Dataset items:
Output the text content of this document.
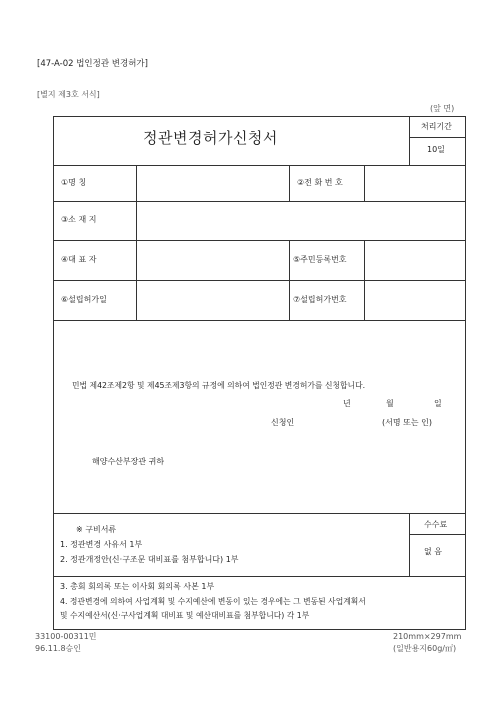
[47-A-02 법인정관 변경허가]
[별지 제3호 서식]
(앞 면)
정관변경허가신청서
처리기간
10일
①명 칭	②전 화 번 호
③소 재 지
④대 표 자	⑤주민등록번호
⑥설립허가일	⑦설립허가번호
민법 제42조제2항 및 제45조제3항의 규정에 의하여 법인정관 변경허가를 신청합니다.
년	월	일
신청인	(서명 또는 인)
해양수산부장관 귀하
※ 구비서류
1. 정관변경 사유서 1부
2. 정관개정안(신·구조문 대비표를 첨부합니다) 1부
3. 총회 회의록 또는 이사회 회의록 사본 1부
4. 정관변경에 의하여 사업계획 및 수지예산에 변동이 있는 경우에는 그 변동된 사업계획서
및 수지예산서(신·구사업계획 대비표 및 예산대비표를 첨부합니다) 각 1부
수수료
없 음
33100-00311민
96.11.8승인
210mm×297mm
(일반용지60g/㎡)
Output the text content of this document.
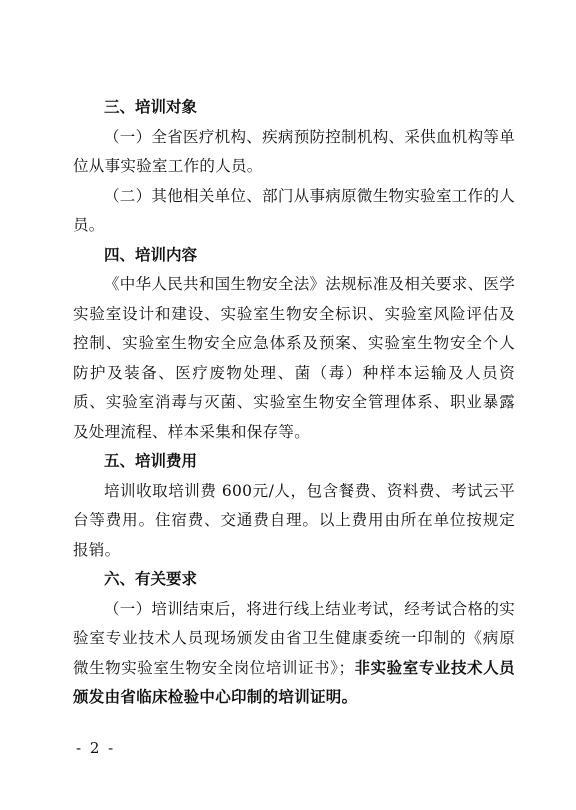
三、培训对象

（一）全省医疗机构、疾病预防控制机构、采供血机构等单位从事实验室工作的人员。

（二）其他相关单位、部门从事病原微生物实验室工作的人员。

四、培训内容

《中华人民共和国生物安全法》法规标准及相关要求、医学实验室设计和建设、实验室生物安全标识、实验室风险评估及控制、实验室生物安全应急体系及预案、实验室生物安全个人防护及装备、医疗废物处理、菌（毒）种样本运输及人员资质、实验室消毒与灭菌、实验室生物安全管理体系、职业暴露及处理流程、样本采集和保存等。

五、培训费用

培训收取培训费 600元/人，包含餐费、资料费、考试云平台等费用。住宿费、交通费自理。以上费用由所在单位按规定报销。

六、有关要求

（一）培训结束后，将进行线上结业考试，经考试合格的实验室专业技术人员现场颁发由省卫生健康委统一印制的《病原微生物实验室生物安全岗位培训证书》；非实验室专业技术人员颁发由省临床检验中心印制的培训证明。

- 2 -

◆ **Your task**
From the listing above, copy every line that includes the word "법인정관".

◆ **Exercise answer**
[47-A-02 법인정관 변경허가]
민법 제42조제2항 및 제45조제3항의 규정에 의하여 법인정관 변경허가를 신청합니다.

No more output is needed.